**Task directions:**
Leave out the pictures and restate the rest of the data exactly.

**Materials provided:**
## begin
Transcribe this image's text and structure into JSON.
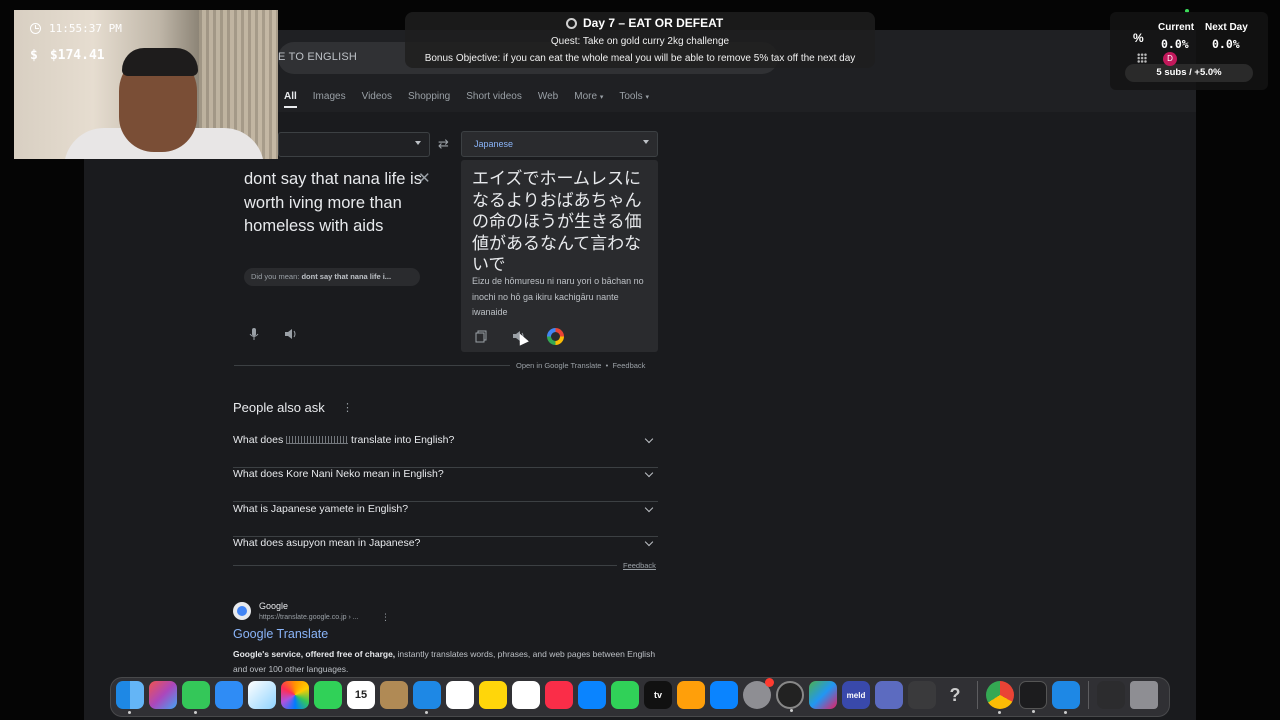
{
  "webcam": {
    "time": "11:55:37 PM",
    "currency_symbol": "$",
    "balance": "$174.41"
  },
  "quest": {
    "title": "Day 7 – EAT OR DEFEAT",
    "quest_line": "Quest: Take on gold curry 2kg challenge",
    "bonus_line": "Bonus Objective: if you can eat the whole meal you will be able to remove 5% tax off the next day"
  },
  "tax": {
    "percent_symbol": "%",
    "current_label": "Current",
    "next_label": "Next Day",
    "current_value": "0.0%",
    "next_value": "0.0%",
    "avatar_letter": "D",
    "subs": "5 subs / +5.0%"
  },
  "search": {
    "query_visible": "E TO ENGLISH"
  },
  "nav_tabs": [
    {
      "label": "All"
    },
    {
      "label": "Images"
    },
    {
      "label": "Videos"
    },
    {
      "label": "Shopping"
    },
    {
      "label": "Short videos"
    },
    {
      "label": "Web"
    },
    {
      "label": "More"
    },
    {
      "label": "Tools"
    }
  ],
  "translate": {
    "target_lang": "Japanese",
    "source_text": "dont say that nana life is worth iving more than homeless with aids",
    "did_you_mean_label": "Did you mean:",
    "did_you_mean_value": "dont say that nana life i...",
    "target_text": "エイズでホームレスになるよりおばあちゃんの命のほうが生きる価値があるなんて言わないで",
    "romanization": "Eizu de hōmuresu ni naru yori o bāchan no inochi no hō ga ikiru kachigāru nante iwanaide",
    "open_link": "Open in Google Translate",
    "separator": "•",
    "feedback": "Feedback",
    "close_glyph": "✕",
    "swap_glyph": "⇄"
  },
  "paa": {
    "title": "People also ask",
    "questions": [
      {
        "prefix": "What does",
        "suffix": "translate into English?"
      },
      {
        "text": "What does Kore Nani Neko mean in English?"
      },
      {
        "text": "What is Japanese yamete in English?"
      },
      {
        "text": "What does asupyon mean in Japanese?"
      }
    ],
    "feedback": "Feedback"
  },
  "result": {
    "site": "Google",
    "url": "https://translate.google.co.jp › ...",
    "title": "Google Translate",
    "snippet_bold": "Google's service, offered free of charge,",
    "snippet_rest": " instantly translates words, phrases, and web pages between English and over 100 other languages."
  },
  "dock": {
    "calendar_day": "15",
    "appletv": "tv",
    "meld": "meld",
    "help_glyph": "?"
  }
}
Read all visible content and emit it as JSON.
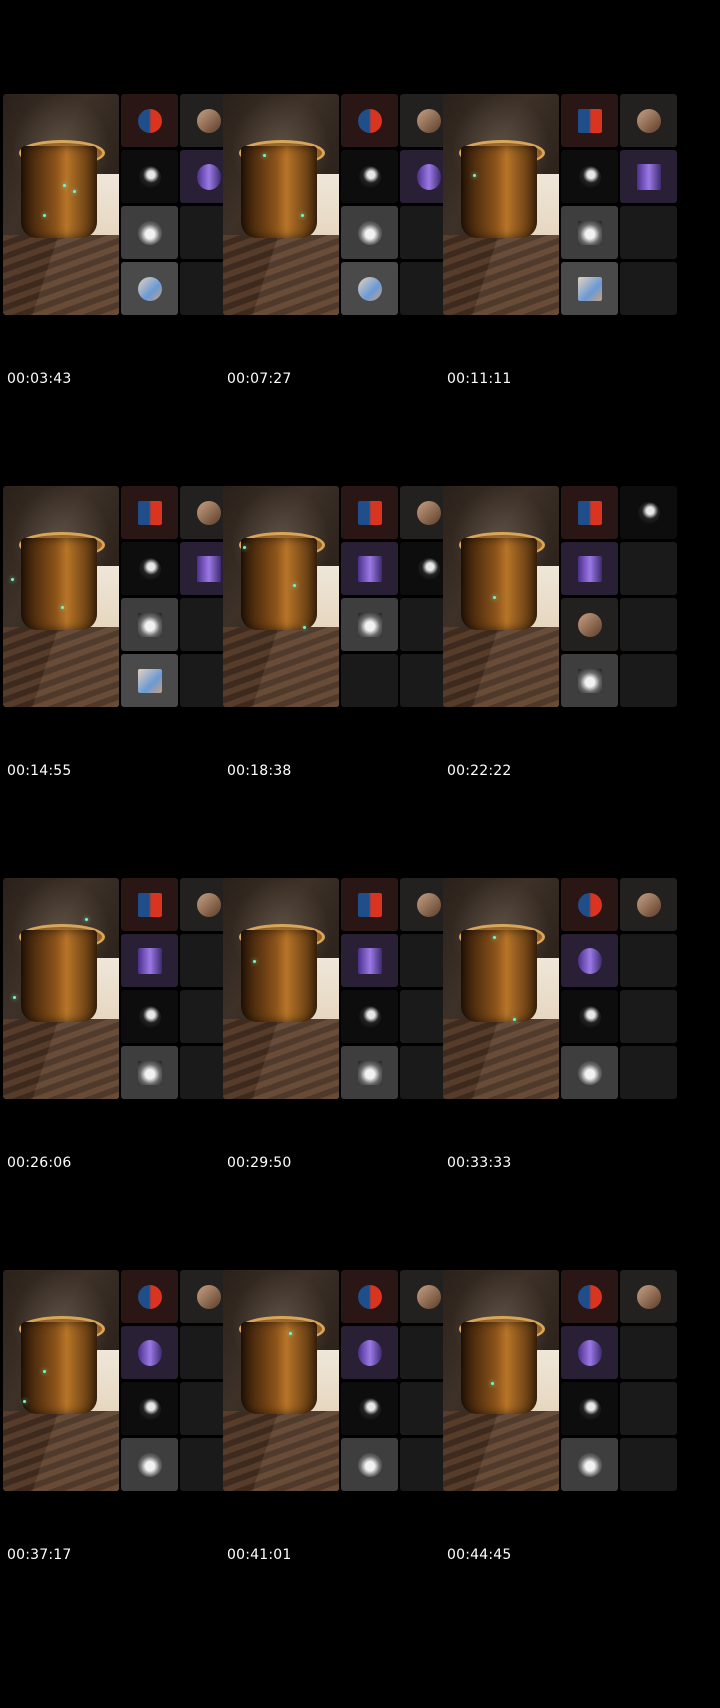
## end
**Response:**
Transcribe this image's text and structure into JSON.
{
  "webcam": {
    "time": "11:55:37 PM",
    "currency_symbol": "$",
    "balance": "$174.41"
  },
  "quest": {
    "title": "Day 7 – EAT OR DEFEAT",
    "quest_line": "Quest: Take on gold curry 2kg challenge",
    "bonus_line": "Bonus Objective: if you can eat the whole meal you will be able to remove 5% tax off the next day"
  },
  "tax": {
    "percent_symbol": "%",
    "current_label": "Current",
    "next_label": "Next Day",
    "current_value": "0.0%",
    "next_value": "0.0%",
    "avatar_letter": "D",
    "subs": "5 subs / +5.0%"
  },
  "search": {
    "query_visible": "E TO ENGLISH"
  },
  "nav_tabs": [
    {
      "label": "All"
    },
    {
      "label": "Images"
    },
    {
      "label": "Videos"
    },
    {
      "label": "Shopping"
    },
    {
      "label": "Short videos"
    },
    {
      "label": "Web"
    },
    {
      "label": "More"
    },
    {
      "label": "Tools"
    }
  ],
  "translate": {
    "target_lang": "Japanese",
    "source_text": "dont say that nana life is worth iving more than homeless with aids",
    "did_you_mean_label": "Did you mean:",
    "did_you_mean_value": "dont say that nana life i...",
    "target_text": "エイズでホームレスになるよりおばあちゃんの命のほうが生きる価値があるなんて言わないで",
    "romanization": "Eizu de hōmuresu ni naru yori o bāchan no inochi no hō ga ikiru kachigāru nante iwanaide",
    "open_link": "Open in Google Translate",
    "separator": "•",
    "feedback": "Feedback",
    "close_glyph": "✕",
    "swap_glyph": "⇄"
  },
  "paa": {
    "title": "People also ask",
    "questions": [
      {
        "prefix": "What does",
        "suffix": "translate into English?"
      },
      {
        "text": "What does Kore Nani Neko mean in English?"
      },
      {
        "text": "What is Japanese yamete in English?"
      },
      {
        "text": "What does asupyon mean in Japanese?"
      }
    ],
    "feedback": "Feedback"
  },
  "result": {
    "site": "Google",
    "url": "https://translate.google.co.jp › ...",
    "title": "Google Translate",
    "snippet_bold": "Google's service, offered free of charge,",
    "snippet_rest": " instantly translates words, phrases, and web pages between English and over 100 other languages."
  },
  "dock": {
    "calendar_day": "15",
    "appletv": "tv",
    "meld": "meld",
    "help_glyph": "?"
  }
}
Read all visible content and emit it as JSON.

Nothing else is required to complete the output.